▶ **Extracted data**

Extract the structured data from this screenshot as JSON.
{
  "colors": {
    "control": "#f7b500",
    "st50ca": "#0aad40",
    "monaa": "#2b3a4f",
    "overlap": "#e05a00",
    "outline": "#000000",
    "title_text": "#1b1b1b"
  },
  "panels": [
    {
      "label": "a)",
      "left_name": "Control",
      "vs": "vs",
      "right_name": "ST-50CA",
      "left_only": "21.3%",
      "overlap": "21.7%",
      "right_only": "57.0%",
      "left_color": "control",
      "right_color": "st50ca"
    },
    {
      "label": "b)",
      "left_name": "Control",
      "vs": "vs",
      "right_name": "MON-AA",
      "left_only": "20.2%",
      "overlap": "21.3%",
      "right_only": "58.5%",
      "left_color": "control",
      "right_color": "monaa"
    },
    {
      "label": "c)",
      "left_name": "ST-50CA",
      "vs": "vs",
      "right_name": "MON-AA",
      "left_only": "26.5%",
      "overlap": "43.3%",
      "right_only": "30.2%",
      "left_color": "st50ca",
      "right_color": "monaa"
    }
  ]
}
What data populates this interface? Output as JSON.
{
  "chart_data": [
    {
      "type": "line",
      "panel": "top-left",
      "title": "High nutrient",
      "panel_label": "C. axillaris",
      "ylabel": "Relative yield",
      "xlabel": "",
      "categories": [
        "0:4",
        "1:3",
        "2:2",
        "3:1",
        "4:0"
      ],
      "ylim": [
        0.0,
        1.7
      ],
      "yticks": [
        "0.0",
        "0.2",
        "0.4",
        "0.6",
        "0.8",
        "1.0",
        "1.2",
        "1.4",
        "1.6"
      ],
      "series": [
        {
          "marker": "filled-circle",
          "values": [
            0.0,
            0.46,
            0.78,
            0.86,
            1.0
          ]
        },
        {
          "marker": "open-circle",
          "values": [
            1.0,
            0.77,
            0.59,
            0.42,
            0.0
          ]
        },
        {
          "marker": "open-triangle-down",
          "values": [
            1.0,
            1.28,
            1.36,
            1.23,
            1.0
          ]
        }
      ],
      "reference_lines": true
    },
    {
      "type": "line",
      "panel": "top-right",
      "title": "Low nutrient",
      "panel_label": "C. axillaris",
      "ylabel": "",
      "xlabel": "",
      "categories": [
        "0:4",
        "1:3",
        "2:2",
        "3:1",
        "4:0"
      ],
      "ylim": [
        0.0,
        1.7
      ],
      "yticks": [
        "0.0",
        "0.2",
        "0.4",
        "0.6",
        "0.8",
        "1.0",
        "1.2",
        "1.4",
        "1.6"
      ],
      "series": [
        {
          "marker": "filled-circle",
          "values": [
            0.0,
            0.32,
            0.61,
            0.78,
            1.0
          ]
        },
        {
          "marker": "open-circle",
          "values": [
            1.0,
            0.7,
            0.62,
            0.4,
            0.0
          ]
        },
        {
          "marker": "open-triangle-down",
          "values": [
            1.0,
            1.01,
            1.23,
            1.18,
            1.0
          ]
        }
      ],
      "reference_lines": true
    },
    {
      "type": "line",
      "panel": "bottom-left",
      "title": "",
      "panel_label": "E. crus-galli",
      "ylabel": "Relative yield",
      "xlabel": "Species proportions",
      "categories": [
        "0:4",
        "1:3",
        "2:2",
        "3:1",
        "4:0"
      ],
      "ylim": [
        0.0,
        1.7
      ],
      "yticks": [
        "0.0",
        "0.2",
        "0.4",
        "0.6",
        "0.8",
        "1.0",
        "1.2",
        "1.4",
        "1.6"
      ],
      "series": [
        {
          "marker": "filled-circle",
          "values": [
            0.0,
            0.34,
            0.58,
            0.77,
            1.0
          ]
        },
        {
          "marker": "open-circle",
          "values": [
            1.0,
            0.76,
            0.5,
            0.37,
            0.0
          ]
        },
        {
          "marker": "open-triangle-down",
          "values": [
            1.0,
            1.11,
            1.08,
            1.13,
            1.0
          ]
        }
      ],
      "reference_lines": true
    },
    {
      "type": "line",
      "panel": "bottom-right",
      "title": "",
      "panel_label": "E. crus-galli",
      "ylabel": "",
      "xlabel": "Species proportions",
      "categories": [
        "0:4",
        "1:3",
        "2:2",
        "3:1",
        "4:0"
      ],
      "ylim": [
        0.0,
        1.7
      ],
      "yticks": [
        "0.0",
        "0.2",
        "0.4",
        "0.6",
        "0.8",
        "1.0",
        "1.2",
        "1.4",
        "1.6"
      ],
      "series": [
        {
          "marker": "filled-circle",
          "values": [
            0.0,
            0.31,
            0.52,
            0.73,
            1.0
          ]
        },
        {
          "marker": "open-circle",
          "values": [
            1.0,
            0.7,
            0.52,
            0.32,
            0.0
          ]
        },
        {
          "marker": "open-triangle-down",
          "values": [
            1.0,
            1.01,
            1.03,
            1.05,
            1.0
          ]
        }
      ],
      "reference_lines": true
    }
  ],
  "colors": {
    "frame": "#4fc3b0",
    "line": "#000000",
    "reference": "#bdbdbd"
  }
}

▶ **Problem to work on**
Write out all the data again, exactly as it appears.

▶ **Result**
Extract the structured data from this screenshot as JSON.
{
  "colors": {
    "control": "#f7b500",
    "st50ca": "#0aad40",
    "monaa": "#2b3a4f",
    "overlap": "#e05a00",
    "outline": "#000000",
    "title_text": "#1b1b1b"
  },
  "panels": [
    {
      "label": "a)",
      "left_name": "Control",
      "vs": "vs",
      "right_name": "ST-50CA",
      "left_only": "21.3%",
      "overlap": "21.7%",
      "right_only": "57.0%",
      "left_color": "control",
      "right_color": "st50ca"
    },
    {
      "label": "b)",
      "left_name": "Control",
      "vs": "vs",
      "right_name": "MON-AA",
      "left_only": "20.2%",
      "overlap": "21.3%",
      "right_only": "58.5%",
      "left_color": "control",
      "right_color": "monaa"
    },
    {
      "label": "c)",
      "left_name": "ST-50CA",
      "vs": "vs",
      "right_name": "MON-AA",
      "left_only": "26.5%",
      "overlap": "43.3%",
      "right_only": "30.2%",
      "left_color": "st50ca",
      "right_color": "monaa"
    }
  ]
}
What data populates this interface? Output as JSON.
{
  "chart_data": [
    {
      "type": "line",
      "panel": "top-left",
      "title": "High nutrient",
      "panel_label": "C. axillaris",
      "ylabel": "Relative yield",
      "xlabel": "",
      "categories": [
        "0:4",
        "1:3",
        "2:2",
        "3:1",
        "4:0"
      ],
      "ylim": [
        0.0,
        1.7
      ],
      "yticks": [
        "0.0",
        "0.2",
        "0.4",
        "0.6",
        "0.8",
        "1.0",
        "1.2",
        "1.4",
        "1.6"
      ],
      "series": [
        {
          "marker": "filled-circle",
          "values": [
            0.0,
            0.46,
            0.78,
            0.86,
            1.0
          ]
        },
        {
          "marker": "open-circle",
          "values": [
            1.0,
            0.77,
            0.59,
            0.42,
            0.0
          ]
        },
        {
          "marker": "open-triangle-down",
          "values": [
            1.0,
            1.28,
            1.36,
            1.23,
            1.0
          ]
        }
      ],
      "reference_lines": true
    },
    {
      "type": "line",
      "panel": "top-right",
      "title": "Low nutrient",
      "panel_label": "C. axillaris",
      "ylabel": "",
      "xlabel": "",
      "categories": [
        "0:4",
        "1:3",
        "2:2",
        "3:1",
        "4:0"
      ],
      "ylim": [
        0.0,
        1.7
      ],
      "yticks": [
        "0.0",
        "0.2",
        "0.4",
        "0.6",
        "0.8",
        "1.0",
        "1.2",
        "1.4",
        "1.6"
      ],
      "series": [
        {
          "marker": "filled-circle",
          "values": [
            0.0,
            0.32,
            0.61,
            0.78,
            1.0
          ]
        },
        {
          "marker": "open-circle",
          "values": [
            1.0,
            0.7,
            0.62,
            0.4,
            0.0
          ]
        },
        {
          "marker": "open-triangle-down",
          "values": [
            1.0,
            1.01,
            1.23,
            1.18,
            1.0
          ]
        }
      ],
      "reference_lines": true
    },
    {
      "type": "line",
      "panel": "bottom-left",
      "title": "",
      "panel_label": "E. crus-galli",
      "ylabel": "Relative yield",
      "xlabel": "Species proportions",
      "categories": [
        "0:4",
        "1:3",
        "2:2",
        "3:1",
        "4:0"
      ],
      "ylim": [
        0.0,
        1.7
      ],
      "yticks": [
        "0.0",
        "0.2",
        "0.4",
        "0.6",
        "0.8",
        "1.0",
        "1.2",
        "1.4",
        "1.6"
      ],
      "series": [
        {
          "marker": "filled-circle",
          "values": [
            0.0,
            0.34,
            0.58,
            0.77,
            1.0
          ]
        },
        {
          "marker": "open-circle",
          "values": [
            1.0,
            0.76,
            0.5,
            0.37,
            0.0
          ]
        },
        {
          "marker": "open-triangle-down",
          "values": [
            1.0,
            1.11,
            1.08,
            1.13,
            1.0
          ]
        }
      ],
      "reference_lines": true
    },
    {
      "type": "line",
      "panel": "bottom-right",
      "title": "",
      "panel_label": "E. crus-galli",
      "ylabel": "",
      "xlabel": "Species proportions",
      "categories": [
        "0:4",
        "1:3",
        "2:2",
        "3:1",
        "4:0"
      ],
      "ylim": [
        0.0,
        1.7
      ],
      "yticks": [
        "0.0",
        "0.2",
        "0.4",
        "0.6",
        "0.8",
        "1.0",
        "1.2",
        "1.4",
        "1.6"
      ],
      "series": [
        {
          "marker": "filled-circle",
          "values": [
            0.0,
            0.31,
            0.52,
            0.73,
            1.0
          ]
        },
        {
          "marker": "open-circle",
          "values": [
            1.0,
            0.7,
            0.52,
            0.32,
            0.0
          ]
        },
        {
          "marker": "open-triangle-down",
          "values": [
            1.0,
            1.01,
            1.03,
            1.05,
            1.0
          ]
        }
      ],
      "reference_lines": true
    }
  ],
  "colors": {
    "frame": "#4fc3b0",
    "line": "#000000",
    "reference": "#bdbdbd"
  }
}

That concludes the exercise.